## [Entries from a dataset]
* * * *
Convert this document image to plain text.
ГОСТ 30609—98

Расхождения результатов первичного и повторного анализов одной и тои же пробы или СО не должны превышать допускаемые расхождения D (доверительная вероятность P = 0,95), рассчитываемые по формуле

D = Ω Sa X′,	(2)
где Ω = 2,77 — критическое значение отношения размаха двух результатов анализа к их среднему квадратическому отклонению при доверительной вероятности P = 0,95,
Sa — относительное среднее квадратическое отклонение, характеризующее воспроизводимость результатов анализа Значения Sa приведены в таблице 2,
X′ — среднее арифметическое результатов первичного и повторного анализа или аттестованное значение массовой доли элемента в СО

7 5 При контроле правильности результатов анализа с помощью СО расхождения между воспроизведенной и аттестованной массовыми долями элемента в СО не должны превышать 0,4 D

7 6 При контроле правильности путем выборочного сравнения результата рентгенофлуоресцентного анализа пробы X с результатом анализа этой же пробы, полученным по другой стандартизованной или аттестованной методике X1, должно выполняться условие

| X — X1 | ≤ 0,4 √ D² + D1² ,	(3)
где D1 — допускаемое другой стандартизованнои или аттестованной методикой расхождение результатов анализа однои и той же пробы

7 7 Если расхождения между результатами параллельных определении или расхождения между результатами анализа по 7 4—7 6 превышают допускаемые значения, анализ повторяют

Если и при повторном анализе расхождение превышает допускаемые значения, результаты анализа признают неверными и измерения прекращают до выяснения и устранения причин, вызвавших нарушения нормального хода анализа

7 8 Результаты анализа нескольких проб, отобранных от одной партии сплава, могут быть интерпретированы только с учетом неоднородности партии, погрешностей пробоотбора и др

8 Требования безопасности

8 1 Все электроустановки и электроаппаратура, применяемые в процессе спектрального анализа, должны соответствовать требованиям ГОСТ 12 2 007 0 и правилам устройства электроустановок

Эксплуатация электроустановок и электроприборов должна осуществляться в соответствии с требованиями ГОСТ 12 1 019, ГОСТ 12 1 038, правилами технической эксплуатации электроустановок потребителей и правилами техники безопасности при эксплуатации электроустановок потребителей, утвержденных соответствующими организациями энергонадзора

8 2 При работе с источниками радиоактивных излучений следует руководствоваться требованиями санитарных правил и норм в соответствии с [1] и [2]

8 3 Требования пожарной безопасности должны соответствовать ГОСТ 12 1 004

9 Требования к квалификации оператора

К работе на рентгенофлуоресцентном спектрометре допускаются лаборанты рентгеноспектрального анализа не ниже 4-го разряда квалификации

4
* * * *
Look through the entries above and report each line where the string "расхождение" occurs.

где D1 — допускаемое другой стандартизованнои или аттестованной методикой расхождение результатов анализа однои и той же пробы
Если и при повторном анализе расхождение превышает допускаемые значения, результаты анализа признают неверными и измерения прекращают до выяснения и устранения причин, вызвавших нарушения нормального хода анализа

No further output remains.